YOUR OBJECTIVE – Write the records out again exactly, leaving no images in.

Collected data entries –
────

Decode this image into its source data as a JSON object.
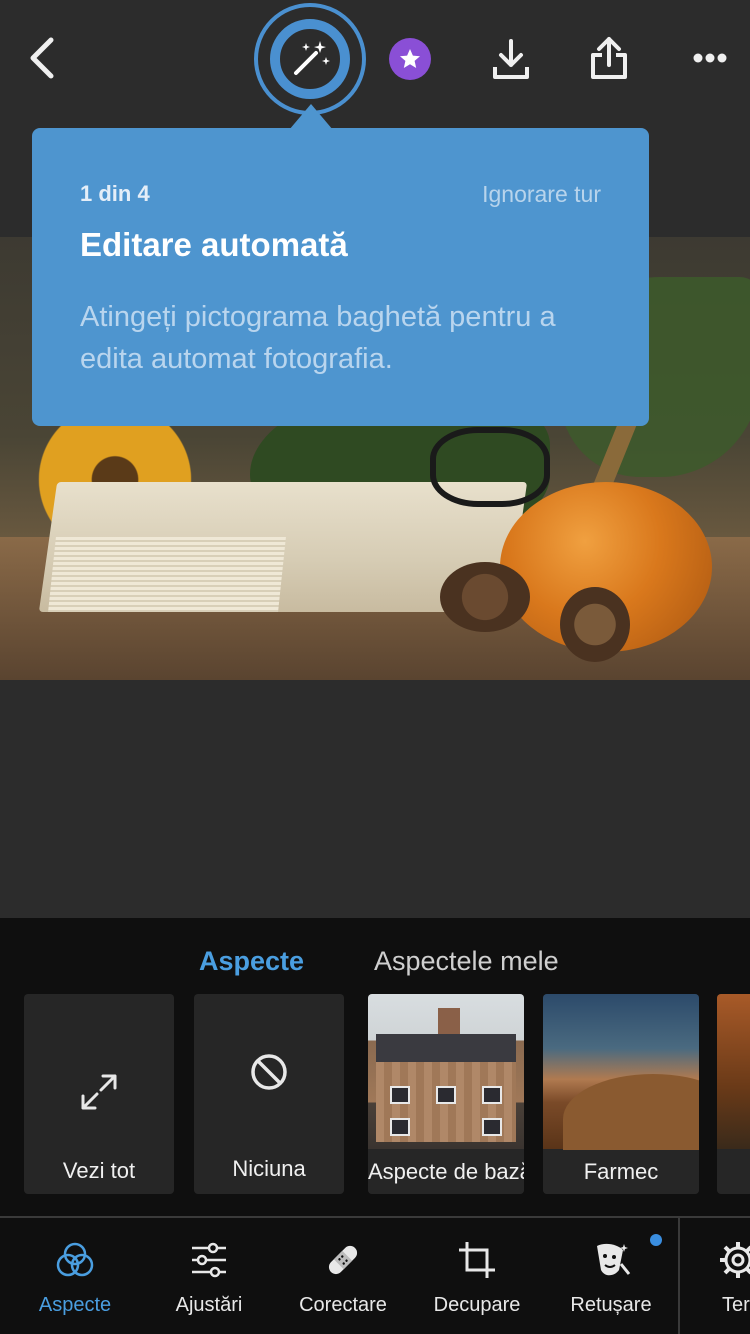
{
  "topbar": {
    "back_icon": "chevron-left-icon",
    "auto_edit_icon": "magic-wand-icon",
    "premium_icon": "star-icon",
    "download_icon": "download-icon",
    "share_icon": "share-icon",
    "more_icon": "more-dots-icon"
  },
  "tooltip": {
    "step": "1 din 4",
    "skip": "Ignorare tur",
    "title": "Editare automată",
    "body": "Atingeți pictograma baghetă pentru a edita automat fotografia."
  },
  "presets": {
    "tabs": [
      {
        "label": "Aspecte",
        "active": true
      },
      {
        "label": "Aspectele mele",
        "active": false
      }
    ],
    "tiles": [
      {
        "label": "Vezi tot",
        "icon": "expand-arrows-icon"
      },
      {
        "label": "Niciuna",
        "icon": "none-circle-icon"
      },
      {
        "label": "Aspecte de bază"
      },
      {
        "label": "Farmec"
      }
    ]
  },
  "toolbar": {
    "items": [
      {
        "label": "Aspecte",
        "icon": "overlapping-circles-icon",
        "active": true
      },
      {
        "label": "Ajustări",
        "icon": "sliders-icon"
      },
      {
        "label": "Corectare",
        "icon": "bandage-icon"
      },
      {
        "label": "Decupare",
        "icon": "crop-icon"
      },
      {
        "label": "Retușare",
        "icon": "face-retouch-icon",
        "badge": true
      },
      {
        "label": "Ter",
        "icon": "gear-icon"
      }
    ]
  },
  "colors": {
    "accent": "#4a9ee0",
    "tooltip_bg": "#4e95cf",
    "premium": "#8a4fd6",
    "background": "#2c2c2c",
    "panel": "#0f0f0f"
  }
}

────

THE OUTPUT –
Decode this image into its source data as a JSON object.
{
  "topbar": {
    "back_icon": "chevron-left-icon",
    "auto_edit_icon": "magic-wand-icon",
    "premium_icon": "star-icon",
    "download_icon": "download-icon",
    "share_icon": "share-icon",
    "more_icon": "more-dots-icon"
  },
  "tooltip": {
    "step": "1 din 4",
    "skip": "Ignorare tur",
    "title": "Editare automată",
    "body": "Atingeți pictograma baghetă pentru a edita automat fotografia."
  },
  "presets": {
    "tabs": [
      {
        "label": "Aspecte",
        "active": true
      },
      {
        "label": "Aspectele mele",
        "active": false
      }
    ],
    "tiles": [
      {
        "label": "Vezi tot",
        "icon": "expand-arrows-icon"
      },
      {
        "label": "Niciuna",
        "icon": "none-circle-icon"
      },
      {
        "label": "Aspecte de bază"
      },
      {
        "label": "Farmec"
      }
    ]
  },
  "toolbar": {
    "items": [
      {
        "label": "Aspecte",
        "icon": "overlapping-circles-icon",
        "active": true
      },
      {
        "label": "Ajustări",
        "icon": "sliders-icon"
      },
      {
        "label": "Corectare",
        "icon": "bandage-icon"
      },
      {
        "label": "Decupare",
        "icon": "crop-icon"
      },
      {
        "label": "Retușare",
        "icon": "face-retouch-icon",
        "badge": true
      },
      {
        "label": "Ter",
        "icon": "gear-icon"
      }
    ]
  },
  "colors": {
    "accent": "#4a9ee0",
    "tooltip_bg": "#4e95cf",
    "premium": "#8a4fd6",
    "background": "#2c2c2c",
    "panel": "#0f0f0f"
  }
}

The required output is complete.